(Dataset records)

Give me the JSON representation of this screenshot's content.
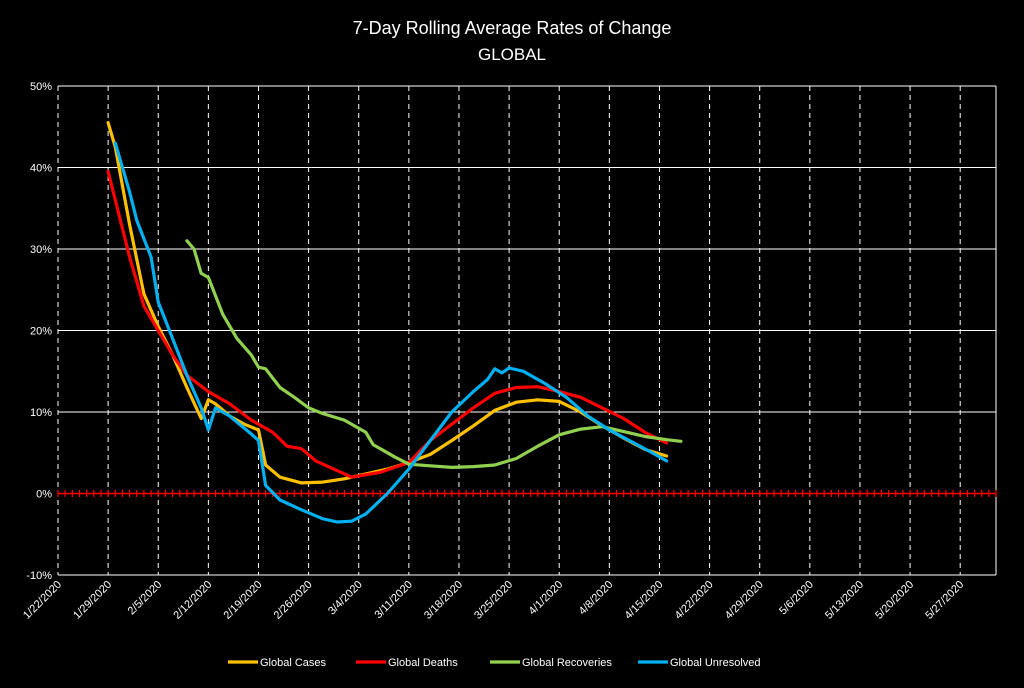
{
  "chart_data": {
    "type": "line",
    "title": "7-Day Rolling Average Rates of Change",
    "subtitle": "GLOBAL",
    "xlabel": "",
    "ylabel": "",
    "y_ticks": [
      "-10%",
      "0%",
      "10%",
      "20%",
      "30%",
      "40%",
      "50%"
    ],
    "ylim": [
      -10,
      50
    ],
    "x_ticks": [
      "1/22/2020",
      "1/29/2020",
      "2/5/2020",
      "2/12/2020",
      "2/19/2020",
      "2/26/2020",
      "3/4/2020",
      "3/11/2020",
      "3/18/2020",
      "3/25/2020",
      "4/1/2020",
      "4/8/2020",
      "4/15/2020",
      "4/22/2020",
      "4/29/2020",
      "5/6/2020",
      "5/13/2020",
      "5/20/2020",
      "5/27/2020"
    ],
    "xlim": [
      "1/22/2020",
      "6/1/2020"
    ],
    "grid": {
      "horizontal": "solid",
      "vertical": "dashed"
    },
    "legend_position": "bottom",
    "zero_line_color": "#ff0000",
    "series": [
      {
        "name": "Global Cases",
        "color": "#ffc000",
        "points": [
          [
            "1/29/2020",
            45.5
          ],
          [
            "1/30/2020",
            42.5
          ],
          [
            "2/1/2020",
            33.0
          ],
          [
            "2/3/2020",
            24.5
          ],
          [
            "2/5/2020",
            20.5
          ],
          [
            "2/7/2020",
            17.0
          ],
          [
            "2/9/2020",
            13.0
          ],
          [
            "2/11/2020",
            9.2
          ],
          [
            "2/12/2020",
            11.5
          ],
          [
            "2/13/2020",
            11.0
          ],
          [
            "2/15/2020",
            9.5
          ],
          [
            "2/17/2020",
            8.5
          ],
          [
            "2/19/2020",
            7.8
          ],
          [
            "2/20/2020",
            3.5
          ],
          [
            "2/22/2020",
            2.0
          ],
          [
            "2/25/2020",
            1.3
          ],
          [
            "2/28/2020",
            1.4
          ],
          [
            "3/2/2020",
            1.8
          ],
          [
            "3/5/2020",
            2.4
          ],
          [
            "3/8/2020",
            3.0
          ],
          [
            "3/11/2020",
            3.8
          ],
          [
            "3/14/2020",
            4.8
          ],
          [
            "3/17/2020",
            6.5
          ],
          [
            "3/20/2020",
            8.3
          ],
          [
            "3/23/2020",
            10.2
          ],
          [
            "3/26/2020",
            11.2
          ],
          [
            "3/29/2020",
            11.5
          ],
          [
            "4/1/2020",
            11.3
          ],
          [
            "4/4/2020",
            10.0
          ],
          [
            "4/7/2020",
            8.3
          ],
          [
            "4/10/2020",
            6.8
          ],
          [
            "4/13/2020",
            5.4
          ],
          [
            "4/16/2020",
            4.6
          ]
        ]
      },
      {
        "name": "Global Deaths",
        "color": "#ff0000",
        "points": [
          [
            "1/29/2020",
            39.5
          ],
          [
            "1/30/2020",
            36.0
          ],
          [
            "2/1/2020",
            29.0
          ],
          [
            "2/3/2020",
            23.0
          ],
          [
            "2/5/2020",
            20.0
          ],
          [
            "2/7/2020",
            17.0
          ],
          [
            "2/9/2020",
            14.5
          ],
          [
            "2/12/2020",
            12.5
          ],
          [
            "2/15/2020",
            11.0
          ],
          [
            "2/18/2020",
            9.0
          ],
          [
            "2/21/2020",
            7.5
          ],
          [
            "2/23/2020",
            5.8
          ],
          [
            "2/25/2020",
            5.5
          ],
          [
            "2/27/2020",
            4.0
          ],
          [
            "3/1/2020",
            2.8
          ],
          [
            "3/3/2020",
            2.0
          ],
          [
            "3/7/2020",
            2.6
          ],
          [
            "3/11/2020",
            3.8
          ],
          [
            "3/14/2020",
            6.5
          ],
          [
            "3/17/2020",
            8.5
          ],
          [
            "3/20/2020",
            10.5
          ],
          [
            "3/23/2020",
            12.3
          ],
          [
            "3/26/2020",
            13.0
          ],
          [
            "3/29/2020",
            13.1
          ],
          [
            "4/1/2020",
            12.5
          ],
          [
            "4/4/2020",
            11.8
          ],
          [
            "4/7/2020",
            10.5
          ],
          [
            "4/10/2020",
            9.2
          ],
          [
            "4/13/2020",
            7.5
          ],
          [
            "4/16/2020",
            6.2
          ]
        ]
      },
      {
        "name": "Global Recoveries",
        "color": "#92d050",
        "points": [
          [
            "2/9/2020",
            31.0
          ],
          [
            "2/10/2020",
            30.0
          ],
          [
            "2/11/2020",
            27.0
          ],
          [
            "2/12/2020",
            26.5
          ],
          [
            "2/14/2020",
            22.0
          ],
          [
            "2/16/2020",
            19.0
          ],
          [
            "2/18/2020",
            17.0
          ],
          [
            "2/19/2020",
            15.5
          ],
          [
            "2/20/2020",
            15.3
          ],
          [
            "2/22/2020",
            13.0
          ],
          [
            "2/24/2020",
            11.8
          ],
          [
            "2/26/2020",
            10.5
          ],
          [
            "2/28/2020",
            9.8
          ],
          [
            "3/2/2020",
            9.0
          ],
          [
            "3/5/2020",
            7.5
          ],
          [
            "3/6/2020",
            6.0
          ],
          [
            "3/9/2020",
            4.5
          ],
          [
            "3/11/2020",
            3.6
          ],
          [
            "3/14/2020",
            3.4
          ],
          [
            "3/17/2020",
            3.2
          ],
          [
            "3/20/2020",
            3.3
          ],
          [
            "3/23/2020",
            3.5
          ],
          [
            "3/26/2020",
            4.3
          ],
          [
            "3/29/2020",
            5.8
          ],
          [
            "4/1/2020",
            7.2
          ],
          [
            "4/4/2020",
            7.9
          ],
          [
            "4/7/2020",
            8.2
          ],
          [
            "4/10/2020",
            7.6
          ],
          [
            "4/13/2020",
            7.0
          ],
          [
            "4/16/2020",
            6.6
          ],
          [
            "4/18/2020",
            6.4
          ]
        ]
      },
      {
        "name": "Global Unresolved",
        "color": "#00b0f0",
        "points": [
          [
            "1/30/2020",
            43.0
          ],
          [
            "2/1/2020",
            37.0
          ],
          [
            "2/2/2020",
            33.5
          ],
          [
            "2/4/2020",
            29.0
          ],
          [
            "2/5/2020",
            23.5
          ],
          [
            "2/7/2020",
            19.0
          ],
          [
            "2/9/2020",
            14.5
          ],
          [
            "2/11/2020",
            10.5
          ],
          [
            "2/12/2020",
            7.8
          ],
          [
            "2/13/2020",
            10.5
          ],
          [
            "2/15/2020",
            9.5
          ],
          [
            "2/18/2020",
            7.3
          ],
          [
            "2/19/2020",
            6.5
          ],
          [
            "2/20/2020",
            1.0
          ],
          [
            "2/22/2020",
            -0.8
          ],
          [
            "2/25/2020",
            -2.0
          ],
          [
            "2/28/2020",
            -3.1
          ],
          [
            "3/1/2020",
            -3.5
          ],
          [
            "3/3/2020",
            -3.4
          ],
          [
            "3/5/2020",
            -2.5
          ],
          [
            "3/8/2020",
            0.0
          ],
          [
            "3/11/2020",
            3.0
          ],
          [
            "3/14/2020",
            6.5
          ],
          [
            "3/17/2020",
            10.0
          ],
          [
            "3/20/2020",
            12.5
          ],
          [
            "3/22/2020",
            14.0
          ],
          [
            "3/23/2020",
            15.3
          ],
          [
            "3/24/2020",
            14.8
          ],
          [
            "3/25/2020",
            15.4
          ],
          [
            "3/27/2020",
            15.0
          ],
          [
            "3/30/2020",
            13.5
          ],
          [
            "4/2/2020",
            11.8
          ],
          [
            "4/5/2020",
            9.5
          ],
          [
            "4/8/2020",
            7.8
          ],
          [
            "4/11/2020",
            6.4
          ],
          [
            "4/14/2020",
            5.0
          ],
          [
            "4/16/2020",
            4.0
          ]
        ]
      }
    ]
  }
}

== WHAT YOU ARE ASKED TO DO ==
Note how many lines in the listing above hold the string "name", then give only that figure.

== EXPECTED OUTPUT ==
4